Leetcode 261 Graph Valid Tree

Given n nodes labeled from 0 to n-1 and a list of undirected edges (each edge is a pair of nodes), write a function to check whether these edges make up a valid tree.

Input: n = 5, and edges = [[0,1], [0,2], [0,3], [1,4]]
Output: true

first, let’s ask ourselves, what make a gralh also a tree? the answer is an acyclic graph is a valid tree.
so we need to detect if current contains cycle.
and also, in this case, we need to check every node is connected.

due to this problem is undirected, so we convert the input as adjacent matrix to represent the graph. and we use hashmap to store node-node pair, so this hashmap used for check if we already visited this edge or not.

so the code can be divide into following parts:

//map construct using adjancent list

        List<List<Integer>> adjacencyList = new ArrayList<>();
        
        for (int i = 0; i < n; i++) {
            adjacencyList.add(new ArrayList<>());
        }
        for (int[] edge: edges) {
            adjacencyList.get(edge[0]).add(edge[1]);
            adjacencyList.get(edge[1]).add(edge[0]); //because it is undirected graph
        }

//checking part., use hashmap for checking and stack for dfs. if we meet the edge we used to travel before, then it is a circle. and besides, it is importasnt to check if the size of hashmap is n or not because it is required that we have to contained every node in a graph, otherwise, the whole nodes maybe more than 1 graph.

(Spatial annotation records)
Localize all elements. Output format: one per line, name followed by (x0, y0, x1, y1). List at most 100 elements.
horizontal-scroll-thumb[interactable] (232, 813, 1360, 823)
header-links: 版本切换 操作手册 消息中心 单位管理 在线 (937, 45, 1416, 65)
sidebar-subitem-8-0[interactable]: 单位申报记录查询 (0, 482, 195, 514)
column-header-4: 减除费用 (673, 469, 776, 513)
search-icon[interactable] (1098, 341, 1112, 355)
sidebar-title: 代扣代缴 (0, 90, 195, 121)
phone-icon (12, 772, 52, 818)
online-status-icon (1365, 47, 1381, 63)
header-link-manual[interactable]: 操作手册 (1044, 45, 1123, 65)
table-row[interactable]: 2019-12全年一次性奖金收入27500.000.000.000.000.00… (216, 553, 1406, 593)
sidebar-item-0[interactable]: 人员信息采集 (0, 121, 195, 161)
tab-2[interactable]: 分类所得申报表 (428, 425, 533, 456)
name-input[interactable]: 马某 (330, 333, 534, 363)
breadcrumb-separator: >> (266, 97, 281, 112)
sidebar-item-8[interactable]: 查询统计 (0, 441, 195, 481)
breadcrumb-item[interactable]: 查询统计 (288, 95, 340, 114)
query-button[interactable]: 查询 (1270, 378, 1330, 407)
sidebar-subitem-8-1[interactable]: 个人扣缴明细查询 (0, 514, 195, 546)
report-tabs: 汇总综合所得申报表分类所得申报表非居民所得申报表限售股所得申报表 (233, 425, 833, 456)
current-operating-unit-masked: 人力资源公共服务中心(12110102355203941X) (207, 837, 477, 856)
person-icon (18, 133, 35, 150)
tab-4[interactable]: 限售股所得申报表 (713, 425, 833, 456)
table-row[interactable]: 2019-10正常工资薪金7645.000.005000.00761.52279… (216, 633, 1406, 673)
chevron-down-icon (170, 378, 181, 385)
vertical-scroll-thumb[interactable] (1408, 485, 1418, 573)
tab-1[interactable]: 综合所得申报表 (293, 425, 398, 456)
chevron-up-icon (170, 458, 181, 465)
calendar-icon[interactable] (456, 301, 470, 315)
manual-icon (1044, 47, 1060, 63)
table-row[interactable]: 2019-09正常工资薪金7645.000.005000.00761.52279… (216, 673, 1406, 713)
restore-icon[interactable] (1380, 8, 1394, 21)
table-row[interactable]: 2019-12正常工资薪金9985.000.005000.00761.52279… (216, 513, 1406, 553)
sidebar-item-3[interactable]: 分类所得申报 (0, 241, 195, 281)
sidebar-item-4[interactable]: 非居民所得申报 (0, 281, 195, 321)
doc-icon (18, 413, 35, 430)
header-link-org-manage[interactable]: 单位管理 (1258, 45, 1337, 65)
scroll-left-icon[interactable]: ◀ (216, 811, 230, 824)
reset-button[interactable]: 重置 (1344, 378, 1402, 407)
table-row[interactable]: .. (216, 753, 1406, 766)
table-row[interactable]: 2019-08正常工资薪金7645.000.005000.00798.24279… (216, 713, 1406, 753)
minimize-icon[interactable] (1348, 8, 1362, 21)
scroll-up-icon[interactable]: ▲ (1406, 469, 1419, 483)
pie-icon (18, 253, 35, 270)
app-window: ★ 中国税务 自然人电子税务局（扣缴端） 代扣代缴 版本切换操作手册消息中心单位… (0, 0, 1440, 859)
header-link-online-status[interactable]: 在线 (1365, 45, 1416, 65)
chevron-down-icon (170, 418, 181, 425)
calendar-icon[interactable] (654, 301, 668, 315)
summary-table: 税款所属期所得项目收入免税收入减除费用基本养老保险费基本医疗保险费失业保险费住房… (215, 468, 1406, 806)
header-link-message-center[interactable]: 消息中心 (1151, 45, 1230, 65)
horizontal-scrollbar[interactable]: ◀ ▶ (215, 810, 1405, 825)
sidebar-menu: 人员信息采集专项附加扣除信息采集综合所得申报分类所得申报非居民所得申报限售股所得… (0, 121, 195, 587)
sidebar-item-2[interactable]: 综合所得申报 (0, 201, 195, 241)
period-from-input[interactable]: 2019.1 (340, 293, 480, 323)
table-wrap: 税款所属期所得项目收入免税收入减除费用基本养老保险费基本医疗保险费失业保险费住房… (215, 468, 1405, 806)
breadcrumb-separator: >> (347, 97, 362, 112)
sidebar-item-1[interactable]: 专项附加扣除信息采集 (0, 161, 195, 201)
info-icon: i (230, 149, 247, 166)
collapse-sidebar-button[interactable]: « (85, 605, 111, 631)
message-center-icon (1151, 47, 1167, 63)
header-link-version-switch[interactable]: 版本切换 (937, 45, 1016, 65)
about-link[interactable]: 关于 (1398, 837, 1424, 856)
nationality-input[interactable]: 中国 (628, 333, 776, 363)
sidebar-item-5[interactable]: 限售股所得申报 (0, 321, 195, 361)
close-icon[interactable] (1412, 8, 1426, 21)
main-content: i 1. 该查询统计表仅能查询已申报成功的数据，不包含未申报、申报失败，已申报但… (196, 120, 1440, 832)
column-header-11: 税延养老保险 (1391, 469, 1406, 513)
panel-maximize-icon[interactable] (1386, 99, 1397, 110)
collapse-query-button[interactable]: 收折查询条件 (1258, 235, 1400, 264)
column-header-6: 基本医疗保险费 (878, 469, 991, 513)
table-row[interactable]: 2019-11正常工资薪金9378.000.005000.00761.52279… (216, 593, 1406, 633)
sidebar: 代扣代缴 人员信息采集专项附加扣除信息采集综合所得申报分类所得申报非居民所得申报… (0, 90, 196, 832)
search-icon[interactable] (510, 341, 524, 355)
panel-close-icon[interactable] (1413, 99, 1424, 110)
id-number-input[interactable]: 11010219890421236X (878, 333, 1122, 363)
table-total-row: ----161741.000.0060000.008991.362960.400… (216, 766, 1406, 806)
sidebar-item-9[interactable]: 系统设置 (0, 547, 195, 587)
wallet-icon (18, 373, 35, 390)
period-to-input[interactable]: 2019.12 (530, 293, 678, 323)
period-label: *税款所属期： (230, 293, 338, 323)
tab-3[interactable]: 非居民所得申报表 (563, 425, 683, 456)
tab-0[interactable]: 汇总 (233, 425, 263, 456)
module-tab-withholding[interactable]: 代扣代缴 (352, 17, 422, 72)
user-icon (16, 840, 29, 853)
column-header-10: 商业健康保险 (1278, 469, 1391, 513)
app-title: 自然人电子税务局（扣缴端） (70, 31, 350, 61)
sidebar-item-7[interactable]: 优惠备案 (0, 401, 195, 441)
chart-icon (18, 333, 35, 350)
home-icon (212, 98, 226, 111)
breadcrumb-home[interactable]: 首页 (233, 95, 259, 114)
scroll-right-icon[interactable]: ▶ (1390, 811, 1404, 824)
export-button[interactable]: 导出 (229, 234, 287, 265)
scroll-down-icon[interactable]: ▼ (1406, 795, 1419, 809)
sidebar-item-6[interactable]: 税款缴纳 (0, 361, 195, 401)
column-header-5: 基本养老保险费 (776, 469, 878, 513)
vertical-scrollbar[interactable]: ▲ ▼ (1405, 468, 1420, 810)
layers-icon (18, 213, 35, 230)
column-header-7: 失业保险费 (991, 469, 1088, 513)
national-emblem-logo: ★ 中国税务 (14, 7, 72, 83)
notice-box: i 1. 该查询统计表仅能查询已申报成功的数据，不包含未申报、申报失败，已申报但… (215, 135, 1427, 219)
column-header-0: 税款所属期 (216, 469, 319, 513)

#### [Jobs]
1) In the Graph Valid Tree write-up, write out the text from "Leetcode 261 Graph" to "up a valid tree.".
2) List every edge in the example input of the Graph Valid Tree write-up.

#### [Results in order]
1)
Leetcode 261 Graph Valid Tree

Given n nodes labeled from 0 to n-1 and a list of undirected edges (each edge is a pair of nodes), write a function to check whether these edges make up a valid tree.

2)
[0,1]
[0,2]
[0,3]
[1,4]